Data entries
******************************

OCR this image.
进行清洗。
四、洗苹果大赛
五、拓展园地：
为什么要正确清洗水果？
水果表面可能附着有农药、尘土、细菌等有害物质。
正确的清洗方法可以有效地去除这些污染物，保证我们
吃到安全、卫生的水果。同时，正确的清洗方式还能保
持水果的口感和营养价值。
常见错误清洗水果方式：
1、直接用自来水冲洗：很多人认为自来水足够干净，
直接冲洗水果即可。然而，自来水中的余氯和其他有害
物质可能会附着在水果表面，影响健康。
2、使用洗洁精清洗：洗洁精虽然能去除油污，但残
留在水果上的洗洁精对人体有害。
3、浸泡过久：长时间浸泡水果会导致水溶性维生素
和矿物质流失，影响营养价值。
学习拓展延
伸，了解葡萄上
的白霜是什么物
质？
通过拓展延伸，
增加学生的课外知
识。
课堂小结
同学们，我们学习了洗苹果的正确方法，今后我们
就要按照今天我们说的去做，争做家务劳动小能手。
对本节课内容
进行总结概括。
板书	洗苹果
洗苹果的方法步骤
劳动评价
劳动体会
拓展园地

******************************

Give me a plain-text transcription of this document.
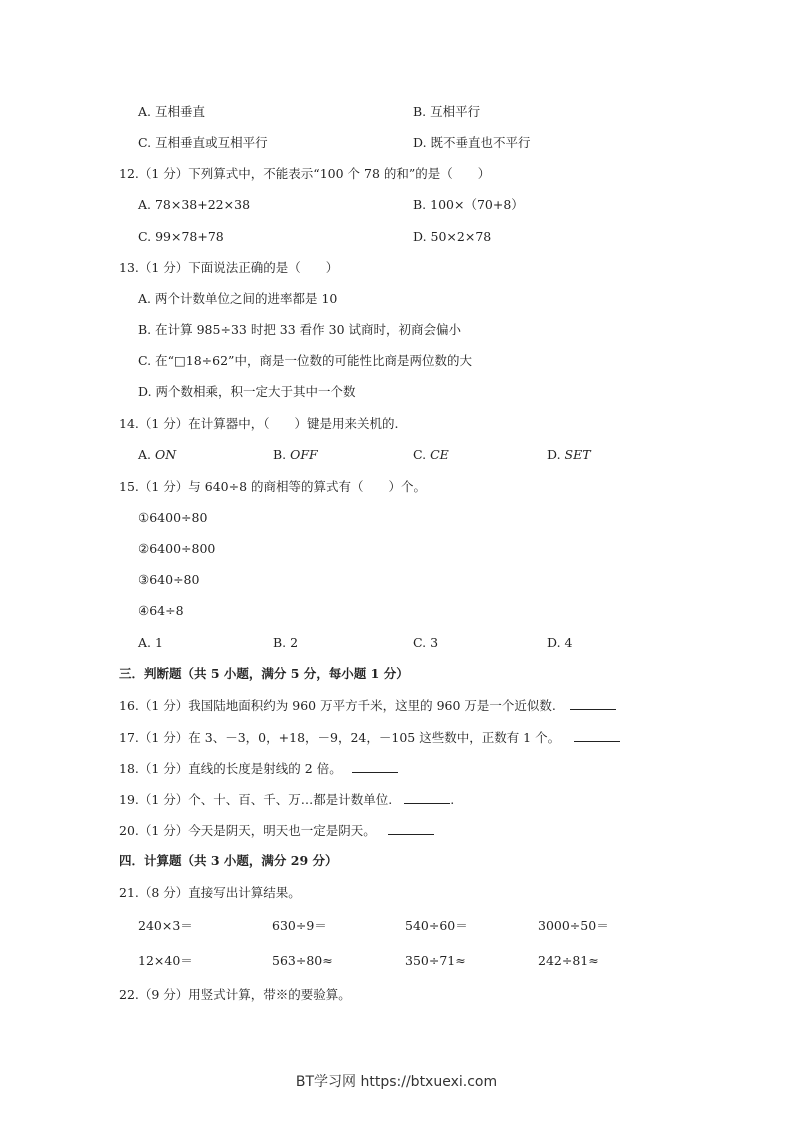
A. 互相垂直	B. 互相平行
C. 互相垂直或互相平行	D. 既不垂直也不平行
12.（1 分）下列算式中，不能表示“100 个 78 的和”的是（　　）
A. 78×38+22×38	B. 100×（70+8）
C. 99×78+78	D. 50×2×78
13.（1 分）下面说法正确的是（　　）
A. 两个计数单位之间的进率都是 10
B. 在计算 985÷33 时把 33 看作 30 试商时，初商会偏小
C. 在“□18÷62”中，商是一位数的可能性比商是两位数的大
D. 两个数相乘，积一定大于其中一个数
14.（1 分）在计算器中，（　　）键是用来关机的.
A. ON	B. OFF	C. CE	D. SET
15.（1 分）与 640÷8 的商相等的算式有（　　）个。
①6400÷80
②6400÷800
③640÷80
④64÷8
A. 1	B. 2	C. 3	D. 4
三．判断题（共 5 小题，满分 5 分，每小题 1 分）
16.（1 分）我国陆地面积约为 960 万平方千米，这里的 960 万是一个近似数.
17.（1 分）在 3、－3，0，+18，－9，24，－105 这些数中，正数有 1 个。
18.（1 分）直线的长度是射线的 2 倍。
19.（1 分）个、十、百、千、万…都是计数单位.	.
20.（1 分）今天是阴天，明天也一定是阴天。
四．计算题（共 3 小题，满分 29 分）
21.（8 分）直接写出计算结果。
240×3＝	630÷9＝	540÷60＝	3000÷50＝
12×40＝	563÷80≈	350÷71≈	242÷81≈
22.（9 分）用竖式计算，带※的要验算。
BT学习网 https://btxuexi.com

******************************

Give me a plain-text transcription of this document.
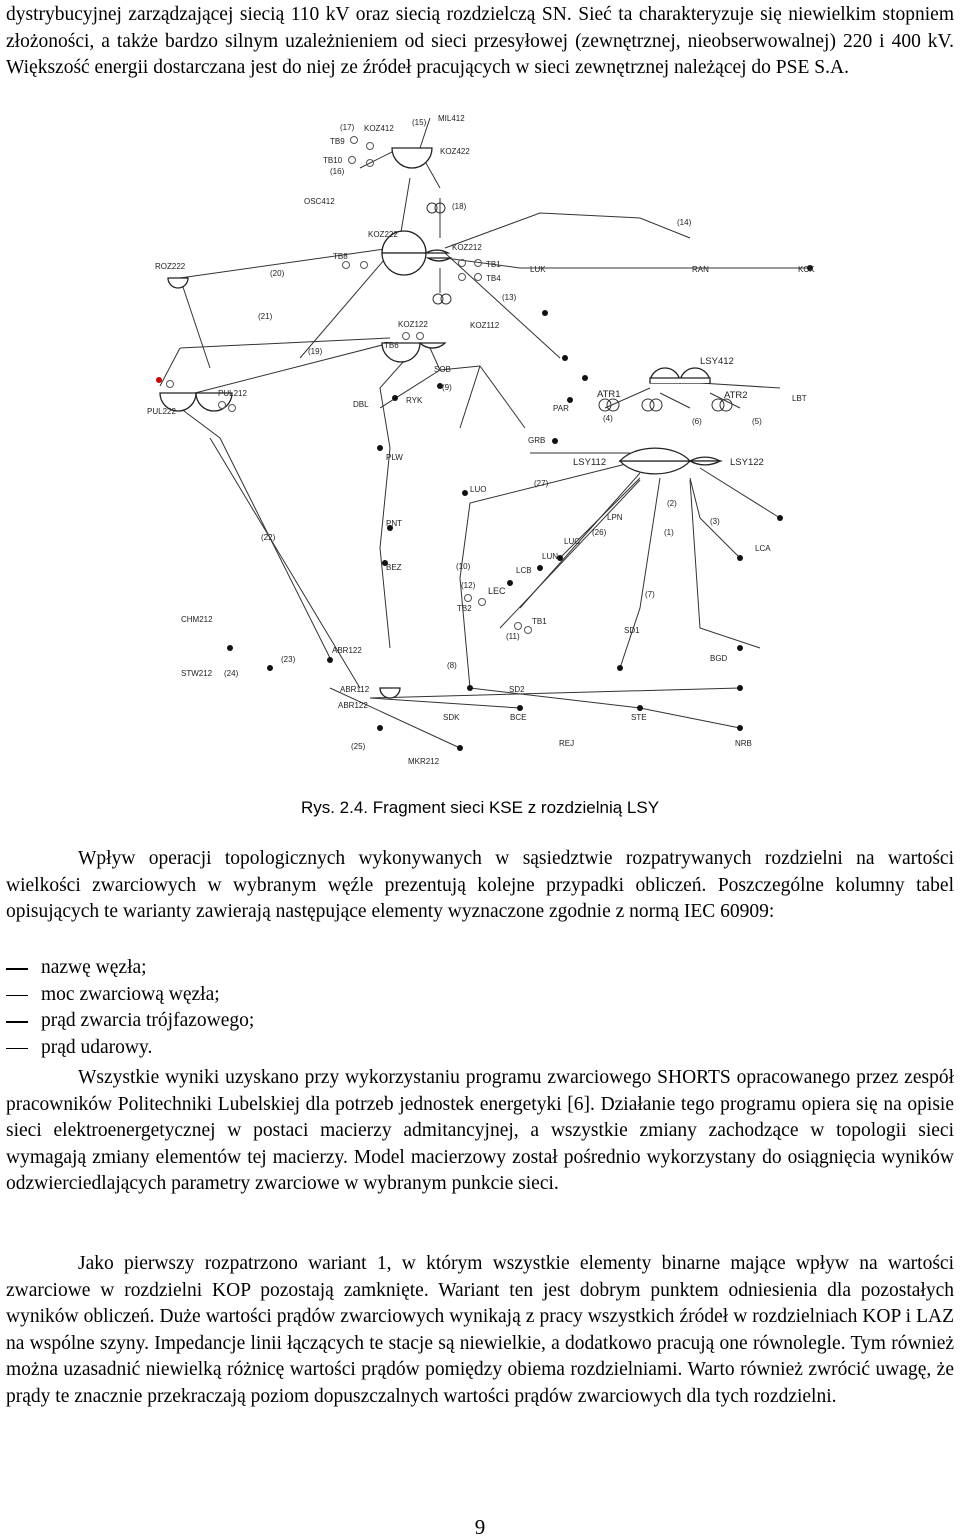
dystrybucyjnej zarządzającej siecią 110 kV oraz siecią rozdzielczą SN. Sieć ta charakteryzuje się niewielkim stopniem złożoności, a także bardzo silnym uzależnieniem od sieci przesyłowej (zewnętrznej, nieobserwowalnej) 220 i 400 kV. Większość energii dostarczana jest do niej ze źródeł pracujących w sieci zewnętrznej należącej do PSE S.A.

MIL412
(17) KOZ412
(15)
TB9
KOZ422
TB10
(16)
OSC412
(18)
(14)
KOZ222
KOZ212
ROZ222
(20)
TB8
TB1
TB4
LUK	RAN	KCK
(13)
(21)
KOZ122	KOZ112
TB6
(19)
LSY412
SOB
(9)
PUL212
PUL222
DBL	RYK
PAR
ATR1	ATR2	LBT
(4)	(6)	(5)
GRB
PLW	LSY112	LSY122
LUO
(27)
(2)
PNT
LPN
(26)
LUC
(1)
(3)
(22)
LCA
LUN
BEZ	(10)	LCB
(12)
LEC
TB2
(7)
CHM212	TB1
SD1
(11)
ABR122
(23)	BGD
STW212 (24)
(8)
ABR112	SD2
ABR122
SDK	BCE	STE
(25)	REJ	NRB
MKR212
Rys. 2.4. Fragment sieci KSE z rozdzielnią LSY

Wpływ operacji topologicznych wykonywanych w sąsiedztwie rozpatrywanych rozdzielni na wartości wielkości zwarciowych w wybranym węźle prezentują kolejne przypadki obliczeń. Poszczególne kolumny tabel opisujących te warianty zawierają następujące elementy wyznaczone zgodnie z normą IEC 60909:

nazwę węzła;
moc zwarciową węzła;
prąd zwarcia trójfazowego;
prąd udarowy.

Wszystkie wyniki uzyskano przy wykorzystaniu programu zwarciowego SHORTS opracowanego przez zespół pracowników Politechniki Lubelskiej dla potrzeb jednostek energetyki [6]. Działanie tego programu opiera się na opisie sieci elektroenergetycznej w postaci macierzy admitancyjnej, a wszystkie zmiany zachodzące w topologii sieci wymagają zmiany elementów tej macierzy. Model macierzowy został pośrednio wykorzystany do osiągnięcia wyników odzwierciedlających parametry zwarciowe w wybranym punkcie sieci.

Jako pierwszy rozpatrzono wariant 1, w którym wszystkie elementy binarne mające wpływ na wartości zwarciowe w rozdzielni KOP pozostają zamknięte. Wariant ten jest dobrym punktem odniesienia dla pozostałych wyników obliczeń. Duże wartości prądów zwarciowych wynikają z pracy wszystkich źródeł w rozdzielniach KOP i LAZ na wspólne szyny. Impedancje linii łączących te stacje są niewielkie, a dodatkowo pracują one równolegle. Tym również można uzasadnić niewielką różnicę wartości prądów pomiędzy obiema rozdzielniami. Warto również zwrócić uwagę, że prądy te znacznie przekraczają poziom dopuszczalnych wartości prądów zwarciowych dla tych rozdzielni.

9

******************************

Written task: Among the entries above, how many lines include the word "zwarciowe"? Give the number with no comment.

Exercise answer: 2